** EXERCISE MATERIAL **
###
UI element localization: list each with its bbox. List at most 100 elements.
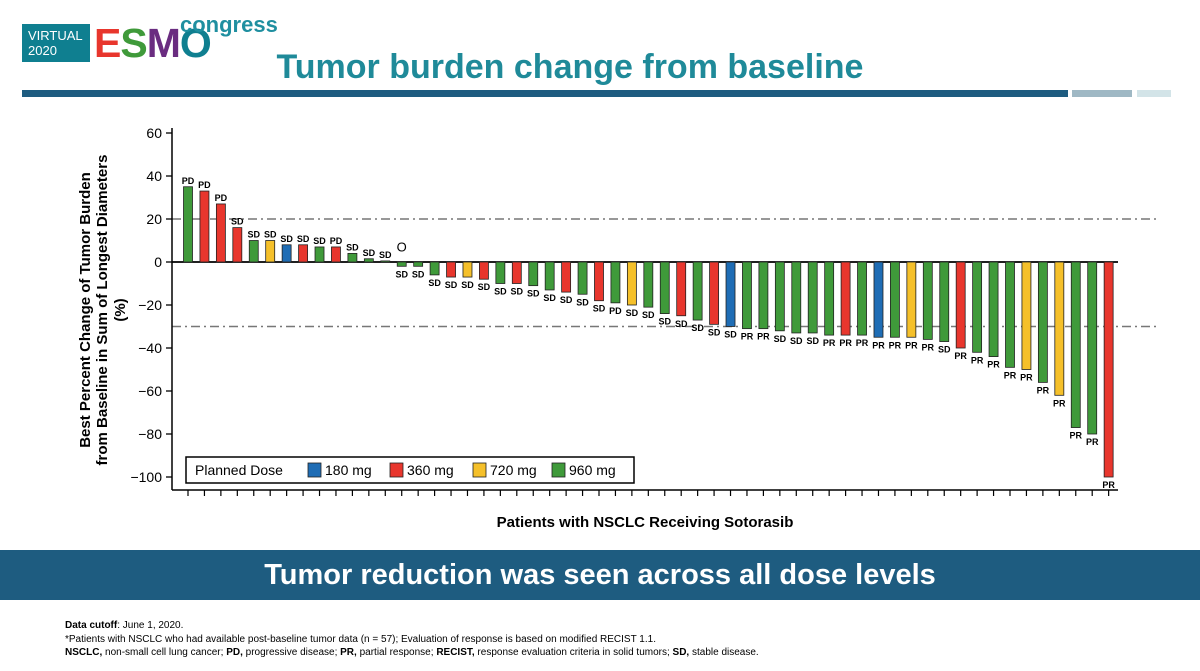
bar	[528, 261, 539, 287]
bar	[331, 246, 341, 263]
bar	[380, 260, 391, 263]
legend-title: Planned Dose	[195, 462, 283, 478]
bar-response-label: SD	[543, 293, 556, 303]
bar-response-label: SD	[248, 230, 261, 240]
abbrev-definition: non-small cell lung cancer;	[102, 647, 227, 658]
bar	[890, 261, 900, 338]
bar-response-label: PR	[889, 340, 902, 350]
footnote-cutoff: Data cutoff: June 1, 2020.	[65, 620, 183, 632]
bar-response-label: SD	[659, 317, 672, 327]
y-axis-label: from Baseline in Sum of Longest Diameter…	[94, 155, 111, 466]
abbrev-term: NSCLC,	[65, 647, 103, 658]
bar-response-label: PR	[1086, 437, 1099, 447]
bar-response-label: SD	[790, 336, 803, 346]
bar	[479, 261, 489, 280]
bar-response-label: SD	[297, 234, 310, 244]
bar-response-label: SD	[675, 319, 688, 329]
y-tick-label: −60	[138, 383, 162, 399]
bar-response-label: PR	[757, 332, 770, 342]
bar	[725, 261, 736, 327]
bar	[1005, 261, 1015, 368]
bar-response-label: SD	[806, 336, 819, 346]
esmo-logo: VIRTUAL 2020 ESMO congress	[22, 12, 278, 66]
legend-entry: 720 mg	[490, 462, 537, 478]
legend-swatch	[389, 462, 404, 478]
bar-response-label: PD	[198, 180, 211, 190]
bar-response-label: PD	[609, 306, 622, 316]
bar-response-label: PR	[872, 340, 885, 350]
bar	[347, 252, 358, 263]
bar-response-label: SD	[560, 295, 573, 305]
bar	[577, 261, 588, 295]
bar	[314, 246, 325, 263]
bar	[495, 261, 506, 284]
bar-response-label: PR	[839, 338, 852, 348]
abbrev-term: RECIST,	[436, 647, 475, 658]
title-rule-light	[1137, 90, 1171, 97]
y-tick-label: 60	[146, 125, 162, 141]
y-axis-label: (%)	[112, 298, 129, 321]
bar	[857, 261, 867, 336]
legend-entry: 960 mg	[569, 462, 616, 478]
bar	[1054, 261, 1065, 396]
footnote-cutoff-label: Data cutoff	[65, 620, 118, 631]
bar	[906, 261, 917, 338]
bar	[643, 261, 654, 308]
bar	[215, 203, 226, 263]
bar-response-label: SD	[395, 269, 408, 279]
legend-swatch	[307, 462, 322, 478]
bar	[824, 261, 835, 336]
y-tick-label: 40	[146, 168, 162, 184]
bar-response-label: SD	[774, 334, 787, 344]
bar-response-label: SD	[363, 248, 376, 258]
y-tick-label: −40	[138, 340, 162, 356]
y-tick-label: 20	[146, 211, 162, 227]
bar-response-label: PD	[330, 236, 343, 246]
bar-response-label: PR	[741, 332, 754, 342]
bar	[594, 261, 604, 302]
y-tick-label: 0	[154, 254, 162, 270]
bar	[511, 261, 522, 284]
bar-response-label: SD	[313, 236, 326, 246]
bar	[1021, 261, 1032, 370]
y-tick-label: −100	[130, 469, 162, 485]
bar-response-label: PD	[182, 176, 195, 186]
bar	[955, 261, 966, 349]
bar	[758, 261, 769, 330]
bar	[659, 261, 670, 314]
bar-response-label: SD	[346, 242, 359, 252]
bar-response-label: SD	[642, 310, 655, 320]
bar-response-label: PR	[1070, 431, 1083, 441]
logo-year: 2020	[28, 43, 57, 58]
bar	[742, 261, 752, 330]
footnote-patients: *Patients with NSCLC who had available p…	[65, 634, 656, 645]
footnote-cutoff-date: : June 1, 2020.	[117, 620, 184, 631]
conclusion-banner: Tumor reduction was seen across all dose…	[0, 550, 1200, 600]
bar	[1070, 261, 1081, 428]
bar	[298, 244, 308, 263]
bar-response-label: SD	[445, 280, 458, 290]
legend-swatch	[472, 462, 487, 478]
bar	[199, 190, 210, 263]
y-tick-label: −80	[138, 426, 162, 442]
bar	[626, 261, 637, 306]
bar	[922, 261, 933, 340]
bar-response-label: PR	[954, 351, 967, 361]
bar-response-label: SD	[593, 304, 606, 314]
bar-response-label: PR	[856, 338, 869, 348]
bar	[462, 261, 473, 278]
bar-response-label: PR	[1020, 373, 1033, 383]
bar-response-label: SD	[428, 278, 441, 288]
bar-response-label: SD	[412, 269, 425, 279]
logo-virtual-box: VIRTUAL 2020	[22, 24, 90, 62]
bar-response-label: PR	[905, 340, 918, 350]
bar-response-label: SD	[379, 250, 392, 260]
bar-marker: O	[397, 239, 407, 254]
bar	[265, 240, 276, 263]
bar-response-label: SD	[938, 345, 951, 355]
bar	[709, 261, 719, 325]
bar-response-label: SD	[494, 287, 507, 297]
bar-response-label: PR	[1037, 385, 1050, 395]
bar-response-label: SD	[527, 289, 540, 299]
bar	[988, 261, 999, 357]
###
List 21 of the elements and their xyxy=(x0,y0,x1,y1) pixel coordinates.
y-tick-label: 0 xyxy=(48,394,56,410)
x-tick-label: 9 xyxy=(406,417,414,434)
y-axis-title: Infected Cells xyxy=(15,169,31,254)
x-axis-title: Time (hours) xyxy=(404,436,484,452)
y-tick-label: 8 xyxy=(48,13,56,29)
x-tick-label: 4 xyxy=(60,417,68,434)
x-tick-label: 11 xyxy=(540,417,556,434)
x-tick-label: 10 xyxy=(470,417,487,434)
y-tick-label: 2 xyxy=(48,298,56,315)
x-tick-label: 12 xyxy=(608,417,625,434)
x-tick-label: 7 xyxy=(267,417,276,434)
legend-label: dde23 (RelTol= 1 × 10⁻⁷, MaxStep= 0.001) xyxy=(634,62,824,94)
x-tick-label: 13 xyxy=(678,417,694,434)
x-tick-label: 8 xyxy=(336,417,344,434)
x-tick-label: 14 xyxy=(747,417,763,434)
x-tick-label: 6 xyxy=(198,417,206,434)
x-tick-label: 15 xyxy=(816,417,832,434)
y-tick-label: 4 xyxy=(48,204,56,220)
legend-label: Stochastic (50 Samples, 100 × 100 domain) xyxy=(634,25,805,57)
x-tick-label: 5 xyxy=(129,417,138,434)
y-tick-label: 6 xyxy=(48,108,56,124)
###
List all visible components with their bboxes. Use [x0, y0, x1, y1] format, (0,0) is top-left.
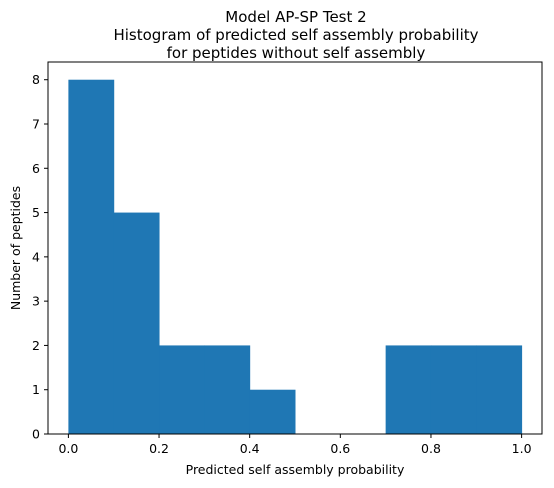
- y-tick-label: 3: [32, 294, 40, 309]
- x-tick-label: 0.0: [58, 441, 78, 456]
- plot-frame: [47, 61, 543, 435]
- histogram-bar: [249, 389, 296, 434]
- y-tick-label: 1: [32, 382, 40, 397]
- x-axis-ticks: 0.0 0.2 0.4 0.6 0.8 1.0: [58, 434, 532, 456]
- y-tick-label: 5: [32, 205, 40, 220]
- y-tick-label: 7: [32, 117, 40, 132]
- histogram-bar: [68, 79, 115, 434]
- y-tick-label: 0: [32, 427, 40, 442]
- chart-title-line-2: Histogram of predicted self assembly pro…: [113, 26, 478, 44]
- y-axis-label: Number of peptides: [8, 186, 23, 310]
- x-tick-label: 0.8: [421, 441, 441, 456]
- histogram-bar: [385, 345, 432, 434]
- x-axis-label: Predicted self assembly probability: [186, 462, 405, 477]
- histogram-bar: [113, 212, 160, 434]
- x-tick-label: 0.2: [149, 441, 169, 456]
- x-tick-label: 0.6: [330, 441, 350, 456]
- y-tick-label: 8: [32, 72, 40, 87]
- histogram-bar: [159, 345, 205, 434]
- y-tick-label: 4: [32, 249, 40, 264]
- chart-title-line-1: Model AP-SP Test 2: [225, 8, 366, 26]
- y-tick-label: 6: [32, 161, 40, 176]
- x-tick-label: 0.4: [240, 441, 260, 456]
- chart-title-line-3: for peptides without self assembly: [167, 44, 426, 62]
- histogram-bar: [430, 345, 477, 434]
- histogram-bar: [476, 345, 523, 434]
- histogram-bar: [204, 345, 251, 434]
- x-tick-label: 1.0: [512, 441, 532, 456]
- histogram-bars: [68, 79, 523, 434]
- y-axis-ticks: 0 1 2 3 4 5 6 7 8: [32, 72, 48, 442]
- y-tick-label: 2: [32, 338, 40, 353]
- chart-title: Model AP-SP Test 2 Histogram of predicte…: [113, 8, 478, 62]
###
** WORK REQUIRED **
Copy out each line of the data that includes the string "term".

** ANSWER SPACE **
abbrev-term: NSCLC,	[65, 647, 103, 658]
abbrev-term: RECIST,	[436, 647, 475, 658]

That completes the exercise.